Supplied entries:
* * * * * * * * *
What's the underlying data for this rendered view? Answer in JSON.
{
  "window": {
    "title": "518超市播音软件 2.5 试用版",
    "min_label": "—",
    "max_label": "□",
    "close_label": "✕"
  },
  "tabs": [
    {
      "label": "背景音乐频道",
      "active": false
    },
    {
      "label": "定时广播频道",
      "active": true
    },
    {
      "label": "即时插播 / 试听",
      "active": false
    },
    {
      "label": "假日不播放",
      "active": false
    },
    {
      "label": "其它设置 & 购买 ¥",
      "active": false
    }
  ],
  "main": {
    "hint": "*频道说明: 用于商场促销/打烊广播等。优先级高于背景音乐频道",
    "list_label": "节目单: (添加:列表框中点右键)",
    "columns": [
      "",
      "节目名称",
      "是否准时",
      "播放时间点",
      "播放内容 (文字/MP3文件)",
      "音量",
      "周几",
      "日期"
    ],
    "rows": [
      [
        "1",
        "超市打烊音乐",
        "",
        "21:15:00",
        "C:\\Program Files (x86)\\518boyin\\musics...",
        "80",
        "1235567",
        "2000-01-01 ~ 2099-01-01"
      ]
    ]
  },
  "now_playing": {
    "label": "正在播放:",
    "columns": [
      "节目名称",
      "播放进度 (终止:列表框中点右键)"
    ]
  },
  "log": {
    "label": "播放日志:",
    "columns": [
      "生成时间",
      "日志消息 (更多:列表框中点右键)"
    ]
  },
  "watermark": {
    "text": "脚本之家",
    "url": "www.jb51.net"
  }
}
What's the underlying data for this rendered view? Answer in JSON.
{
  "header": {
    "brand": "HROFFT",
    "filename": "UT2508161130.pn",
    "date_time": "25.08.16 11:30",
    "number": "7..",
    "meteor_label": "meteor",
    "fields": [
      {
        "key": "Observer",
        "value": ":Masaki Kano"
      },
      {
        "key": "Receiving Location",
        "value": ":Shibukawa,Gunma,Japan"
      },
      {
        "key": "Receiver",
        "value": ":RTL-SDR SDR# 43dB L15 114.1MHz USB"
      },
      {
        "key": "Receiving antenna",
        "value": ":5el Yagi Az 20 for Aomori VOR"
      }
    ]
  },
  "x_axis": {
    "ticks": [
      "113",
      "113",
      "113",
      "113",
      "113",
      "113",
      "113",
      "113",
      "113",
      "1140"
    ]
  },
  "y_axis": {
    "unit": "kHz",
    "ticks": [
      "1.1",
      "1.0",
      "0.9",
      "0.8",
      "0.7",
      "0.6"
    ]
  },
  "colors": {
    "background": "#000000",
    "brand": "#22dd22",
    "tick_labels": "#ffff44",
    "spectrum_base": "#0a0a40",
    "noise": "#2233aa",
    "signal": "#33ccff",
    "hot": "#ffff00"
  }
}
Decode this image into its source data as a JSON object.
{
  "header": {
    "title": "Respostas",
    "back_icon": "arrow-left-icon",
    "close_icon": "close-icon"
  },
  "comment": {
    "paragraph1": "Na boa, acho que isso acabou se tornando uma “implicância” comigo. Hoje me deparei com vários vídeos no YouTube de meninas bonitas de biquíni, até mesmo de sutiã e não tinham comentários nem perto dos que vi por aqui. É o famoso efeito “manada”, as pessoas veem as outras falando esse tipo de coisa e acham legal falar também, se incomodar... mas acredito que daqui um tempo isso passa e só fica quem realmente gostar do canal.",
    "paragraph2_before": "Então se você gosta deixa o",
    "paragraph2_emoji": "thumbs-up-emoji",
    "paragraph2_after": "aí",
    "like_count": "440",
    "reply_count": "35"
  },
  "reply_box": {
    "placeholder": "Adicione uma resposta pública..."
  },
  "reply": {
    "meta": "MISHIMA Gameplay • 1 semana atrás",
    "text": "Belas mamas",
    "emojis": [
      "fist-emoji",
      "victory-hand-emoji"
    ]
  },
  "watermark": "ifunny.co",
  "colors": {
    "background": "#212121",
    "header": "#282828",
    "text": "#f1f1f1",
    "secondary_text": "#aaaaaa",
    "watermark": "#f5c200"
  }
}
* * * * * * * * *
What is being asked:
Write out all records exactly, keeping every detail.

Finished answer:
What's the underlying data for this rendered view? Answer in JSON.
{
  "window": {
    "title": "518超市播音软件 2.5 试用版",
    "min_label": "—",
    "max_label": "□",
    "close_label": "✕"
  },
  "tabs": [
    {
      "label": "背景音乐频道",
      "active": false
    },
    {
      "label": "定时广播频道",
      "active": true
    },
    {
      "label": "即时插播 / 试听",
      "active": false
    },
    {
      "label": "假日不播放",
      "active": false
    },
    {
      "label": "其它设置 & 购买 ¥",
      "active": false
    }
  ],
  "main": {
    "hint": "*频道说明: 用于商场促销/打烊广播等。优先级高于背景音乐频道",
    "list_label": "节目单: (添加:列表框中点右键)",
    "columns": [
      "",
      "节目名称",
      "是否准时",
      "播放时间点",
      "播放内容 (文字/MP3文件)",
      "音量",
      "周几",
      "日期"
    ],
    "rows": [
      [
        "1",
        "超市打烊音乐",
        "",
        "21:15:00",
        "C:\\Program Files (x86)\\518boyin\\musics...",
        "80",
        "1235567",
        "2000-01-01 ~ 2099-01-01"
      ]
    ]
  },
  "now_playing": {
    "label": "正在播放:",
    "columns": [
      "节目名称",
      "播放进度 (终止:列表框中点右键)"
    ]
  },
  "log": {
    "label": "播放日志:",
    "columns": [
      "生成时间",
      "日志消息 (更多:列表框中点右键)"
    ]
  },
  "watermark": {
    "text": "脚本之家",
    "url": "www.jb51.net"
  }
}
What's the underlying data for this rendered view? Answer in JSON.
{
  "header": {
    "brand": "HROFFT",
    "filename": "UT2508161130.pn",
    "date_time": "25.08.16 11:30",
    "number": "7..",
    "meteor_label": "meteor",
    "fields": [
      {
        "key": "Observer",
        "value": ":Masaki Kano"
      },
      {
        "key": "Receiving Location",
        "value": ":Shibukawa,Gunma,Japan"
      },
      {
        "key": "Receiver",
        "value": ":RTL-SDR SDR# 43dB L15 114.1MHz USB"
      },
      {
        "key": "Receiving antenna",
        "value": ":5el Yagi Az 20 for Aomori VOR"
      }
    ]
  },
  "x_axis": {
    "ticks": [
      "113",
      "113",
      "113",
      "113",
      "113",
      "113",
      "113",
      "113",
      "113",
      "1140"
    ]
  },
  "y_axis": {
    "unit": "kHz",
    "ticks": [
      "1.1",
      "1.0",
      "0.9",
      "0.8",
      "0.7",
      "0.6"
    ]
  },
  "colors": {
    "background": "#000000",
    "brand": "#22dd22",
    "tick_labels": "#ffff44",
    "spectrum_base": "#0a0a40",
    "noise": "#2233aa",
    "signal": "#33ccff",
    "hot": "#ffff00"
  }
}
Decode this image into its source data as a JSON object.
{
  "header": {
    "title": "Respostas",
    "back_icon": "arrow-left-icon",
    "close_icon": "close-icon"
  },
  "comment": {
    "paragraph1": "Na boa, acho que isso acabou se tornando uma “implicância” comigo. Hoje me deparei com vários vídeos no YouTube de meninas bonitas de biquíni, até mesmo de sutiã e não tinham comentários nem perto dos que vi por aqui. É o famoso efeito “manada”, as pessoas veem as outras falando esse tipo de coisa e acham legal falar também, se incomodar... mas acredito que daqui um tempo isso passa e só fica quem realmente gostar do canal.",
    "paragraph2_before": "Então se você gosta deixa o",
    "paragraph2_emoji": "thumbs-up-emoji",
    "paragraph2_after": "aí",
    "like_count": "440",
    "reply_count": "35"
  },
  "reply_box": {
    "placeholder": "Adicione uma resposta pública..."
  },
  "reply": {
    "meta": "MISHIMA Gameplay • 1 semana atrás",
    "text": "Belas mamas",
    "emojis": [
      "fist-emoji",
      "victory-hand-emoji"
    ]
  },
  "watermark": "ifunny.co",
  "colors": {
    "background": "#212121",
    "header": "#282828",
    "text": "#f1f1f1",
    "secondary_text": "#aaaaaa",
    "watermark": "#f5c200"
  }
}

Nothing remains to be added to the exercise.